Reproduce the records below exactly, leaving out any pictures.

======== Provided records ========

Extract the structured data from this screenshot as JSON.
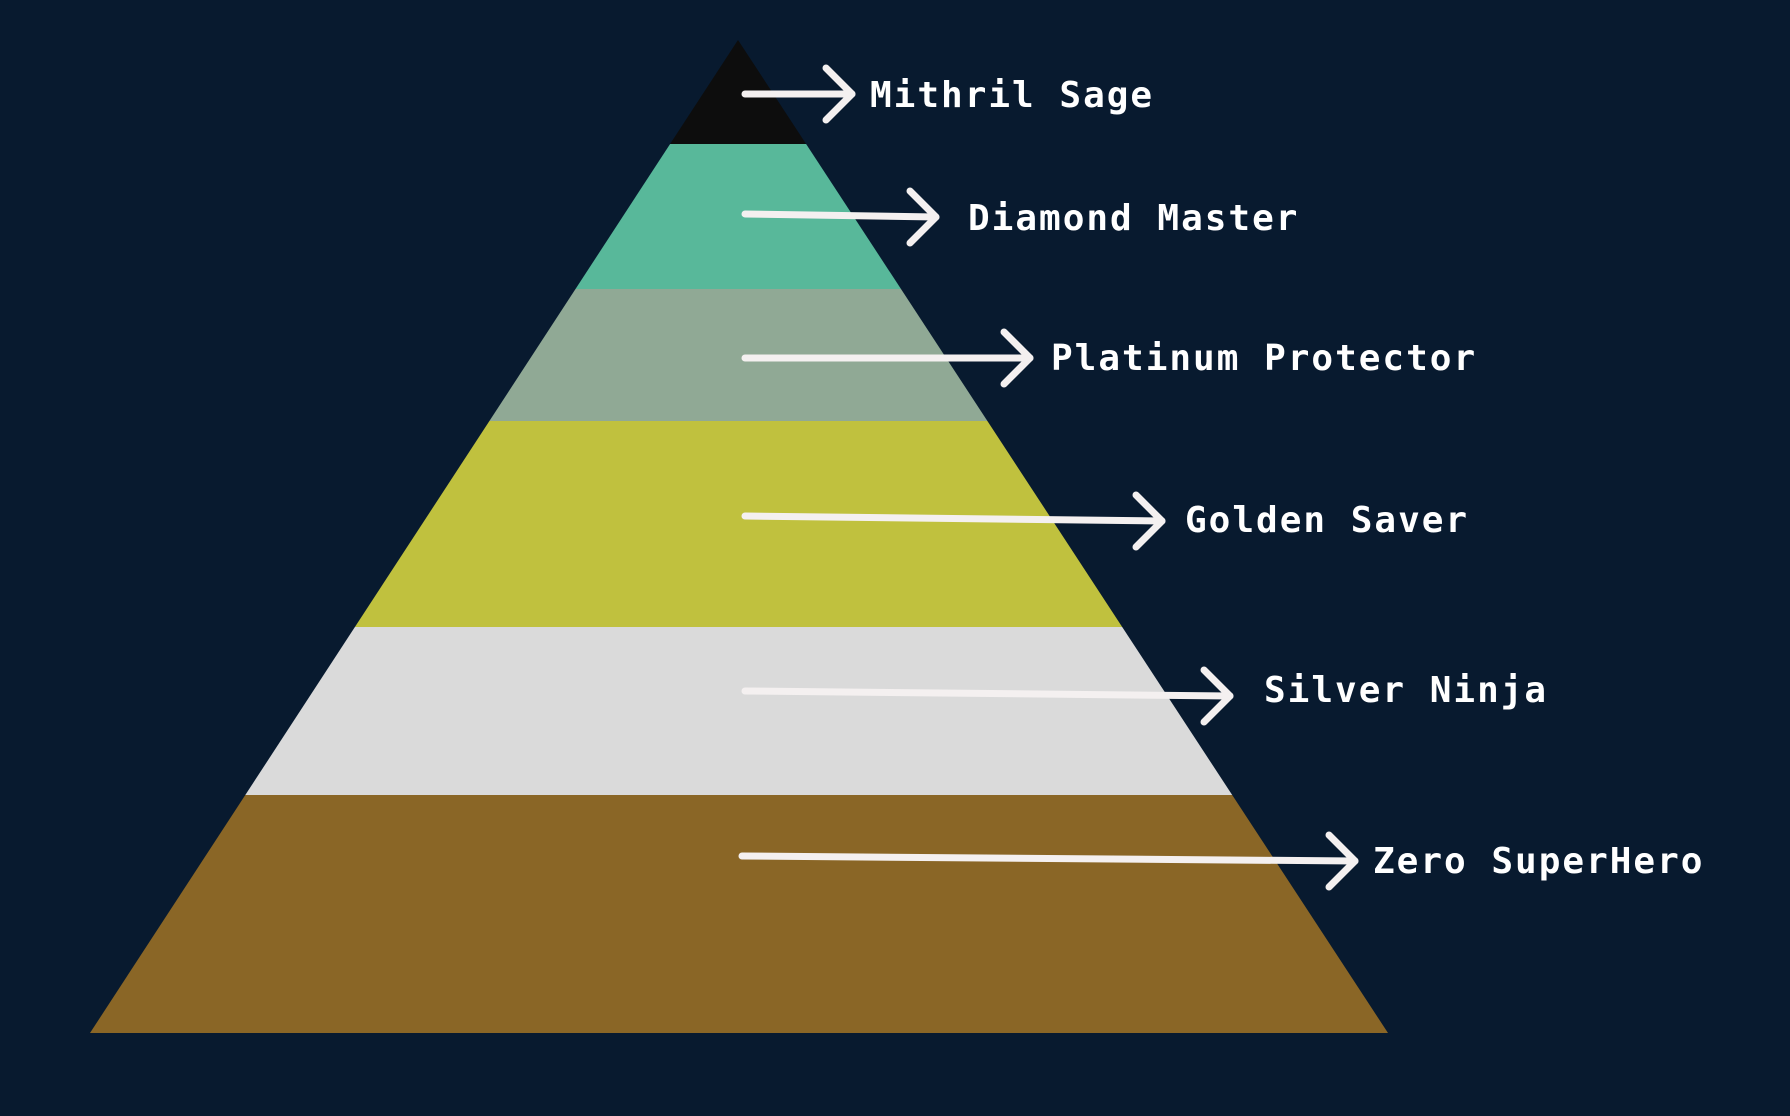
{
  "background_color": "#081a2f",
  "pyramid": {
    "tiers": [
      {
        "label": "Mithril Sage",
        "color": "#0d0d0d"
      },
      {
        "label": "Diamond Master",
        "color": "#58b89a"
      },
      {
        "label": "Platinum Protector",
        "color": "#90a995"
      },
      {
        "label": "Golden Saver",
        "color": "#c0c13e"
      },
      {
        "label": "Silver Ninja",
        "color": "#dadada"
      },
      {
        "label": "Zero SuperHero",
        "color": "#8a6626"
      }
    ]
  }
}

========

__Result__:
Extract the structured data from this screenshot as JSON.
{
  "background_color": "#081a2f",
  "pyramid": {
    "tiers": [
      {
        "label": "Mithril Sage",
        "color": "#0d0d0d"
      },
      {
        "label": "Diamond Master",
        "color": "#58b89a"
      },
      {
        "label": "Platinum Protector",
        "color": "#90a995"
      },
      {
        "label": "Golden Saver",
        "color": "#c0c13e"
      },
      {
        "label": "Silver Ninja",
        "color": "#dadada"
      },
      {
        "label": "Zero SuperHero",
        "color": "#8a6626"
      }
    ]
  }
}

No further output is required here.